_What you are asked to do_. Reproduce every line of the records below verbatim, leaving out the pictures.

>> BEGIN

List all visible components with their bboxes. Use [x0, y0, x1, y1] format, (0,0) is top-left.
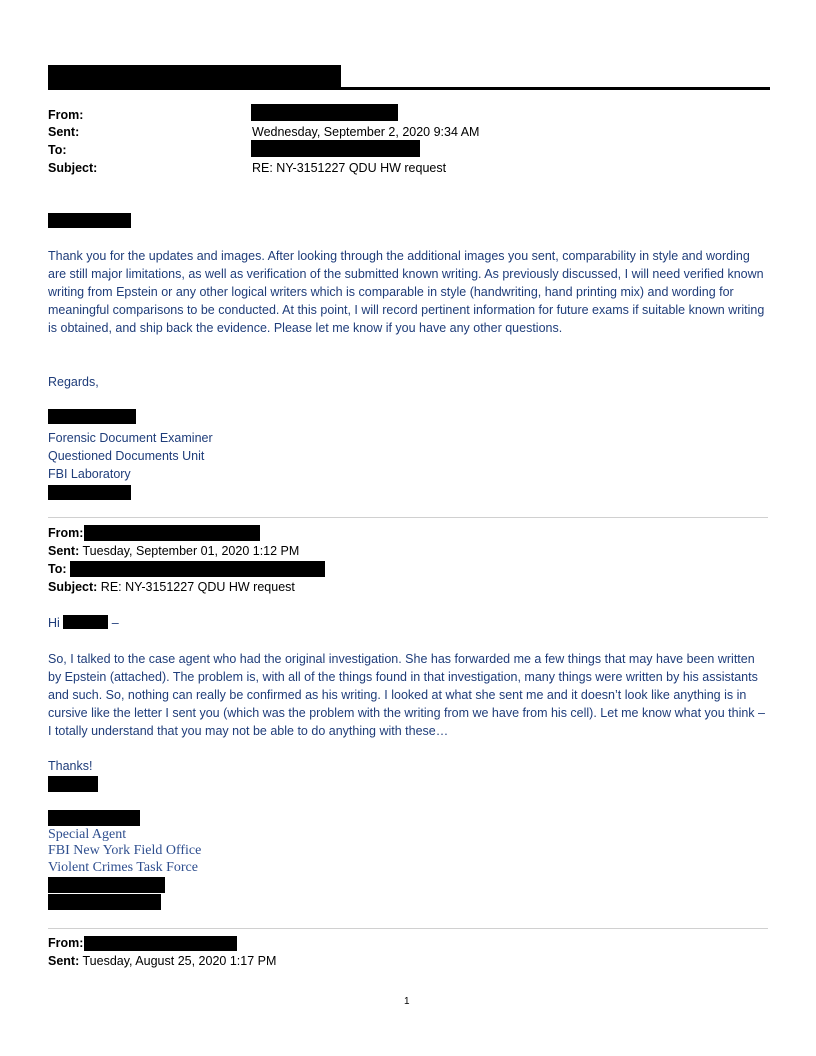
redacted-msg3-from: [84, 936, 237, 951]
sent-value: Wednesday, September 2, 2020 9:34 AM: [252, 125, 480, 139]
redacted-greeting-name: [48, 213, 131, 228]
header-rule: [48, 87, 770, 90]
page-number: 1: [404, 996, 410, 1007]
signature-unit: Questioned Documents Unit: [48, 449, 205, 463]
redacted-agent-contact-2: [48, 894, 161, 910]
agent-office: FBI New York Field Office: [48, 843, 202, 858]
redacted-examiner-name: [48, 409, 136, 424]
msg2-subject-label: Subject:: [48, 580, 98, 594]
redacted-to: [251, 140, 420, 157]
subject-label: Subject:: [48, 161, 98, 175]
msg3-sent-value: Tuesday, August 25, 2020 1:17 PM: [82, 954, 277, 968]
agent-unit: Violent Crimes Task Force: [48, 860, 198, 875]
redacted-agent-contact-1: [48, 877, 165, 893]
redacted-agent-name: [48, 810, 140, 826]
msg2-subject-value: RE: NY-3151227 QDU HW request: [100, 580, 295, 594]
redacted-msg2-signoff: [48, 776, 98, 792]
subject-value: RE: NY-3151227 QDU HW request: [252, 161, 447, 175]
agent-title: Special Agent: [48, 827, 127, 842]
redacted-msg2-greeting-name: [63, 615, 108, 629]
msg2-to-label: To:: [48, 562, 67, 576]
from-label: From:: [48, 108, 84, 122]
redacted-from: [251, 104, 398, 121]
msg2-greeting: [48, 614, 119, 632]
to-label: To:: [48, 143, 67, 157]
redacted-sender-name: [48, 65, 341, 87]
reply-body: Thank you for the updates and images. After looking through the additional images you sent, comparability in style and wording are still major limitations, as well as verification of the submitted known writing. As previously discussed, I will need verified known writing from Epstein or any other logical writers which is comparable in style (handwriting, hand printing mix) and wording for meaningful comparisons to be conducted. At this point, I will record pertinent information for future exams if suitable known writing is obtained, and ship back the evidence. Please let me know if you have any other questions.: [48, 249, 765, 335]
msg2-sent-label: Sent:: [48, 544, 80, 558]
sent-label: Sent:: [48, 125, 80, 139]
msg2-greeting-word: Hi: [48, 616, 60, 630]
msg3-from-line: [48, 934, 83, 952]
redacted-examiner-contact: [48, 485, 131, 500]
redacted-msg2-from: [84, 525, 260, 541]
redacted-msg2-to: [70, 561, 325, 577]
signature-org: FBI Laboratory: [48, 467, 131, 481]
msg2-thanks: Thanks!: [48, 759, 93, 773]
message-separator-2: [48, 928, 768, 929]
msg2-body: So, I talked to the case agent who had the original investigation. She has forwarded me a few things that may have been written by Epstein (attached). The problem is, with all of the things found in that investigation, many things were written by his assistants and such. So, nothing can really be confirmed as his writing. I looked at what she sent me and it doesn’t look like anything is in cursive like the letter I sent you (which was the problem with the writing from we have from his cell). Let me know what you think – I totally understand that you may not be able to do anything with these…: [48, 652, 765, 738]
msg2-subject-line: [48, 578, 295, 596]
signature-title: Forensic Document Examiner: [48, 431, 213, 445]
message-separator: [48, 517, 768, 518]
msg3-sent-line: [48, 952, 276, 970]
msg2-sent-line: [48, 542, 299, 560]
msg2-from-line: [48, 524, 83, 542]
msg2-greeting-dash: –: [111, 616, 119, 630]
msg3-sent-label: Sent:: [48, 954, 80, 968]
regards-line: Regards,: [48, 375, 99, 389]
msg3-from-label: From:: [48, 936, 84, 950]
msg2-sent-value: Tuesday, September 01, 2020 1:12 PM: [82, 544, 300, 558]
msg2-to-line: [48, 560, 67, 578]
msg2-from-label: From:: [48, 526, 84, 540]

>> END

_Final result_.
List all visible components with their bboxes. Use [x0, y0, x1, y1] format, (0,0) is top-left.
redacted-msg3-from: [84, 936, 237, 951]
sent-value: Wednesday, September 2, 2020 9:34 AM: [252, 125, 480, 139]
redacted-greeting-name: [48, 213, 131, 228]
header-rule: [48, 87, 770, 90]
page-number: 1: [404, 996, 410, 1007]
signature-unit: Questioned Documents Unit: [48, 449, 205, 463]
redacted-agent-contact-2: [48, 894, 161, 910]
agent-office: FBI New York Field Office: [48, 843, 202, 858]
redacted-examiner-name: [48, 409, 136, 424]
msg2-subject-label: Subject:: [48, 580, 98, 594]
redacted-to: [251, 140, 420, 157]
subject-label: Subject:: [48, 161, 98, 175]
msg3-sent-value: Tuesday, August 25, 2020 1:17 PM: [82, 954, 277, 968]
agent-unit: Violent Crimes Task Force: [48, 860, 198, 875]
redacted-agent-contact-1: [48, 877, 165, 893]
redacted-agent-name: [48, 810, 140, 826]
msg2-subject-value: RE: NY-3151227 QDU HW request: [100, 580, 295, 594]
redacted-msg2-signoff: [48, 776, 98, 792]
subject-value: RE: NY-3151227 QDU HW request: [252, 161, 447, 175]
agent-title: Special Agent: [48, 827, 127, 842]
redacted-msg2-greeting-name: [63, 615, 108, 629]
msg2-to-label: To:: [48, 562, 67, 576]
from-label: From:: [48, 108, 84, 122]
redacted-from: [251, 104, 398, 121]
msg2-greeting: [48, 614, 119, 632]
to-label: To:: [48, 143, 67, 157]
redacted-sender-name: [48, 65, 341, 87]
reply-body: Thank you for the updates and images. After looking through the additional images you sent, comparability in style and wording are still major limitations, as well as verification of the submitted known writing. As previously discussed, I will need verified known writing from Epstein or any other logical writers which is comparable in style (handwriting, hand printing mix) and wording for meaningful comparisons to be conducted. At this point, I will record pertinent information for future exams if suitable known writing is obtained, and ship back the evidence. Please let me know if you have any other questions.: [48, 249, 765, 335]
msg2-sent-label: Sent:: [48, 544, 80, 558]
sent-label: Sent:: [48, 125, 80, 139]
msg2-greeting-word: Hi: [48, 616, 60, 630]
msg3-from-line: [48, 934, 83, 952]
redacted-examiner-contact: [48, 485, 131, 500]
redacted-msg2-from: [84, 525, 260, 541]
redacted-msg2-to: [70, 561, 325, 577]
signature-org: FBI Laboratory: [48, 467, 131, 481]
msg2-thanks: Thanks!: [48, 759, 93, 773]
message-separator-2: [48, 928, 768, 929]
msg2-body: So, I talked to the case agent who had the original investigation. She has forwarded me a few things that may have been written by Epstein (attached). The problem is, with all of the things found in that investigation, many things were written by his assistants and such. So, nothing can really be confirmed as his writing. I looked at what she sent me and it doesn’t look like anything is in cursive like the letter I sent you (which was the problem with the writing from we have from his cell). Let me know what you think – I totally understand that you may not be able to do anything with these…: [48, 652, 765, 738]
msg2-subject-line: [48, 578, 295, 596]
signature-title: Forensic Document Examiner: [48, 431, 213, 445]
message-separator: [48, 517, 768, 518]
msg3-sent-line: [48, 952, 276, 970]
msg2-sent-line: [48, 542, 299, 560]
msg2-from-line: [48, 524, 83, 542]
msg2-greeting-dash: –: [111, 616, 119, 630]
msg3-sent-label: Sent:: [48, 954, 80, 968]
regards-line: Regards,: [48, 375, 99, 389]
msg3-from-label: From:: [48, 936, 84, 950]
msg2-sent-value: Tuesday, September 01, 2020 1:12 PM: [82, 544, 300, 558]
msg2-to-line: [48, 560, 67, 578]
msg2-from-label: From:: [48, 526, 84, 540]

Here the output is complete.